= Stated goal =
Search the listing for the string "STARTTLS" and copy every line that contains it.

== Supplied records

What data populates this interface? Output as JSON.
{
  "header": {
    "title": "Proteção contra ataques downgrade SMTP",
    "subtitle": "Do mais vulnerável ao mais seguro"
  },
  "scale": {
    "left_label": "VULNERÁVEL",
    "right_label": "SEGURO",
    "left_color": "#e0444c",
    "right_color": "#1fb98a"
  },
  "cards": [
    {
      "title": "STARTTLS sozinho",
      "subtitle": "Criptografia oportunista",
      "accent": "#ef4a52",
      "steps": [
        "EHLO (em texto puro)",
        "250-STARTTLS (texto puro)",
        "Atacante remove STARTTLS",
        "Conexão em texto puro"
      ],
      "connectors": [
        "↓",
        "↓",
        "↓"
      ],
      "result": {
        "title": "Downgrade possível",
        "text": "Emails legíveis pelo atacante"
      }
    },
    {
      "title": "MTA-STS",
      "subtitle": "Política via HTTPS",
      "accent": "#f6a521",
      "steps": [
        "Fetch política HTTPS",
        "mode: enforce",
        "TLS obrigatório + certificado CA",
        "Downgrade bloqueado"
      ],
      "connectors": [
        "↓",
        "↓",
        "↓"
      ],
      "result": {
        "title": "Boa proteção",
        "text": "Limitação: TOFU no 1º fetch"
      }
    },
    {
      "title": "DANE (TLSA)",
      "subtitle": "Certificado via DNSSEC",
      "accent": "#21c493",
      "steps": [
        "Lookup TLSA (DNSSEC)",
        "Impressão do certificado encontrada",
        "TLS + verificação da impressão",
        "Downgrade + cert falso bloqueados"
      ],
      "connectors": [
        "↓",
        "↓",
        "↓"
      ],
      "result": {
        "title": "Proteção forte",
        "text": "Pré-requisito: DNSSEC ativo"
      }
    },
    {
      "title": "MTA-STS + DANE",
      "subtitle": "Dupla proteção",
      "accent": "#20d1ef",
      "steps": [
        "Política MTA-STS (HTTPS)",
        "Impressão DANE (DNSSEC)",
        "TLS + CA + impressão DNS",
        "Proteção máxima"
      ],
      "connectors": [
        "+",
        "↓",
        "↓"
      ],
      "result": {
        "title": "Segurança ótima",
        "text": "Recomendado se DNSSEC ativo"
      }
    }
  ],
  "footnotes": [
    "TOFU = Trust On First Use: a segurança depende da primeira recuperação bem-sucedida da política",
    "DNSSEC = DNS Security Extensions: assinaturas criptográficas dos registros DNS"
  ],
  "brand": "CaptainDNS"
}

====

= Answer for this exercise =
      "title": "STARTTLS sozinho",
        "250-STARTTLS (texto puro)",
        "Atacante remove STARTTLS",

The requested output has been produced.